| Instruction 1 |
According to the blog post on government use of social media, why does Twitter suit following events at Number 10 even though the author has only a passing interest in them?
| Instruction 2 |
Write the next part of the blog post on government use of social media, picking up after its final sentence.

Friday 4 July 2008

Our government using social media to engage us?!


I am going to have to bite my lip very hard to avoid becoming partisan regarding the current (and past!) government, as this is most definately NOT a political post!

As I have posted before, I use Twitter frequently to update my peers and co-workers on what I'm up to, and to keep track of other people's news, views and movements - this is very insightful and I often find things out well before they are reported in the daily press, or even on major news feeds.

So I was delighted recently to discover that I could use Twitter to track events and developments at Number 10, even though I do only have a passing interest.. The point is, Twitter enables a rich stream of news and events in real time, but you dont have to read everything and dont need to respond or save the communication, either.

| Collected material |

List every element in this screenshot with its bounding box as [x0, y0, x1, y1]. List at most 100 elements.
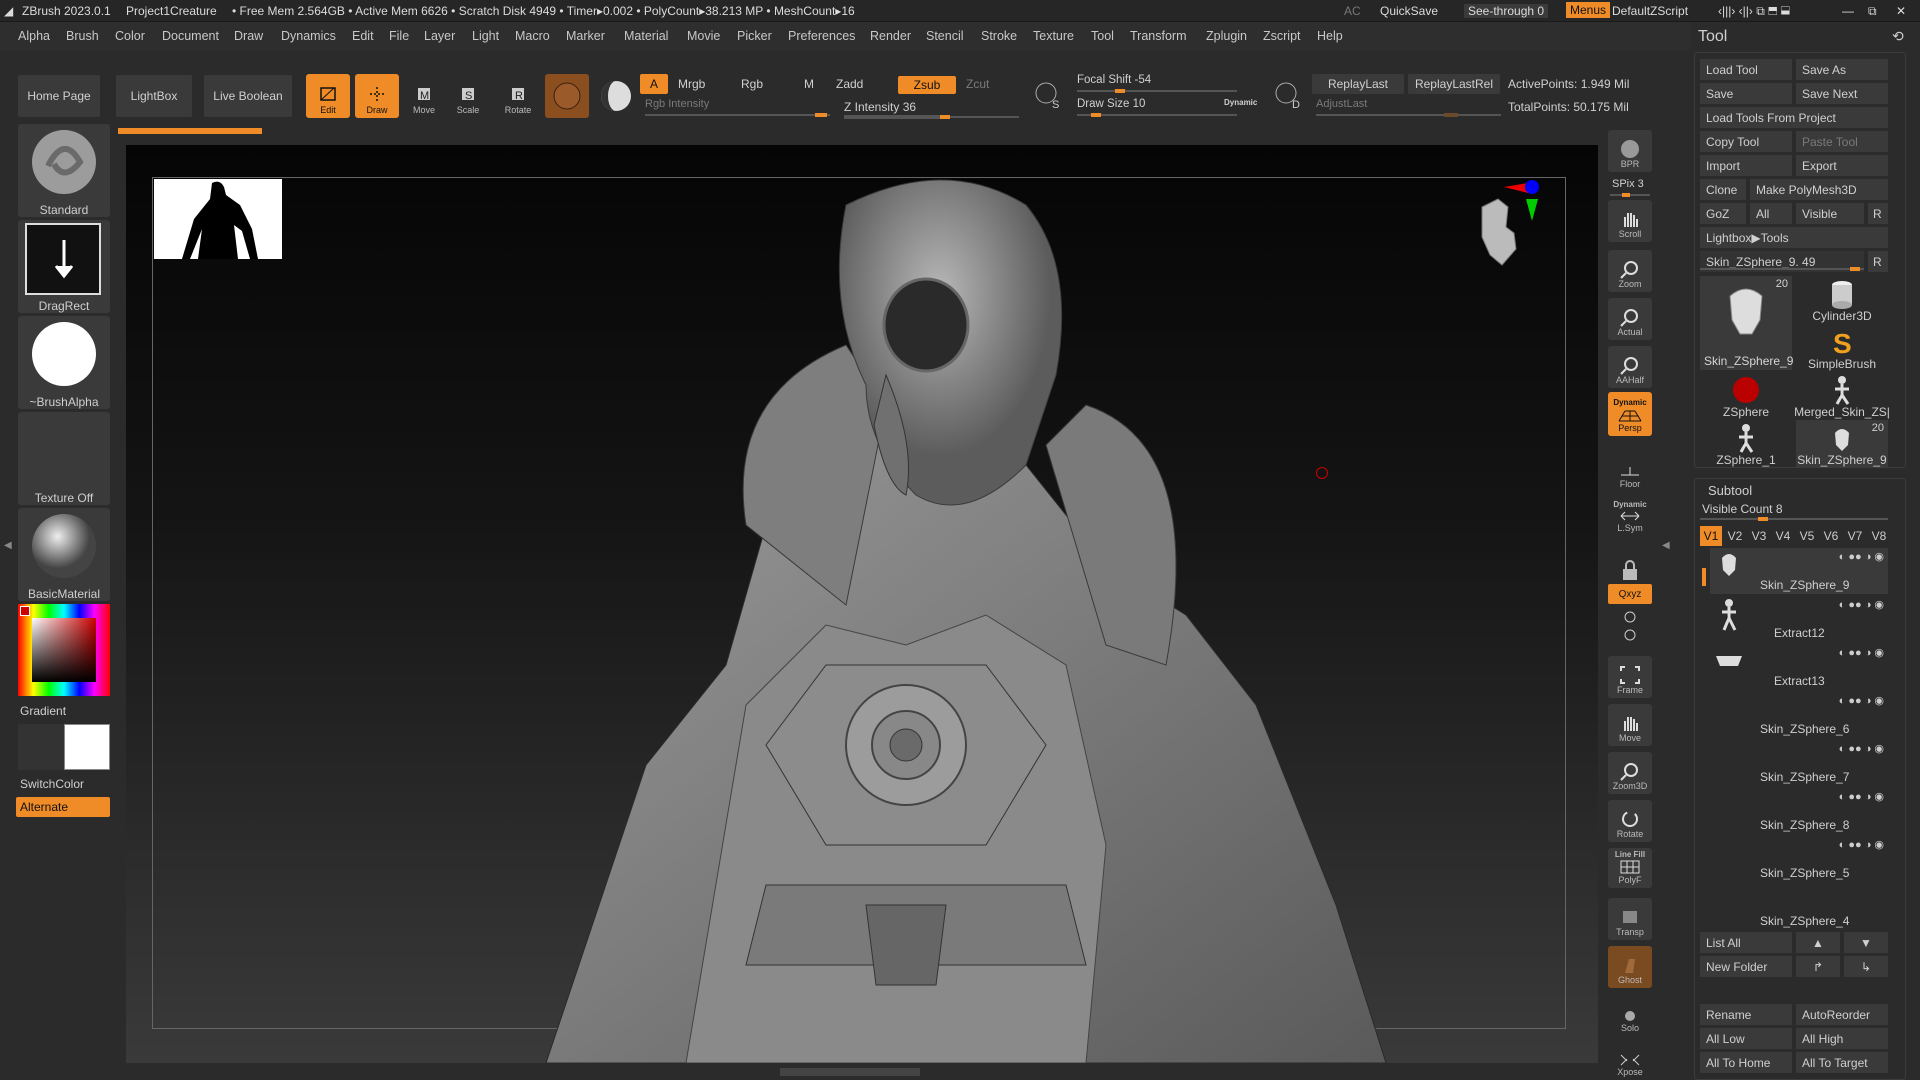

| Result 1 |
Twitter delivers a rich stream of news and events in real time, but the reader doesn't have to read everything. They also don't need to respond to or save any of it.

| Result 2 |
And, you might even get greeted by this in your inbox, too, which is nice:


The way Number 10 are using it appears to be a combination of manual updates (so they must have a social media manager employed!) and some automated routines that feed a "ticker" of short news clips through the twitter engine. The balance of collaboration over transmission is pretty good too, as I felt included rather than spoken at; many of the "tweets" (a message post to Twitter is called a tweet) offer a link to a webpage where you can interract and feedback on opinion or news.

Whatever your political persuasion, I dont think you can deny that it is a useful and interesting way of keeping up with what is going on at the core of our Government. (And I reckon, due to the limit of 140 characters for each tweet, there is a lower chance, though not impossible of course, of spin!)

Show us a better way!
I was also pointed to another interesting engagement attempt via Twitter - The Power of Information Workforce has launched a competition to find and develop better ways to publish the vast swathes of non-personal information that the government collects & creates along its way. Its an interesting social media project and some of the ideas already submitted show how relevant and how much desire there is for such an initiative.

I was slightly disappointed that no real effort had been made to provide any social bookmarking tools (such as Digg, Reddit, Stumbleupon, thereby rendering sharing and conversations about it more difficult, but I guess they have to start somewhere!)

I shall be keeping a close eye on it to see what wins and what else happens as spin-off social projects from this.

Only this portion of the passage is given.